Task directions: Count the lines below that contain the word "dans" and give only that number.

Records to use:
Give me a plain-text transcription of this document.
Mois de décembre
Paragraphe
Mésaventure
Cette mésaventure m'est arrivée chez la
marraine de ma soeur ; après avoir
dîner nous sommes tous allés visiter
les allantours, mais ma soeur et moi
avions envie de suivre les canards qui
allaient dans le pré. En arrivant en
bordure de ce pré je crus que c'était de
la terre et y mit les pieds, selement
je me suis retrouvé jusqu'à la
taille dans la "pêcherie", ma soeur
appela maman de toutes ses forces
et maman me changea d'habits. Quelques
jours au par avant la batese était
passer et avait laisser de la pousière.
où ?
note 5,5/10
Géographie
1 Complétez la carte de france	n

Solution: 2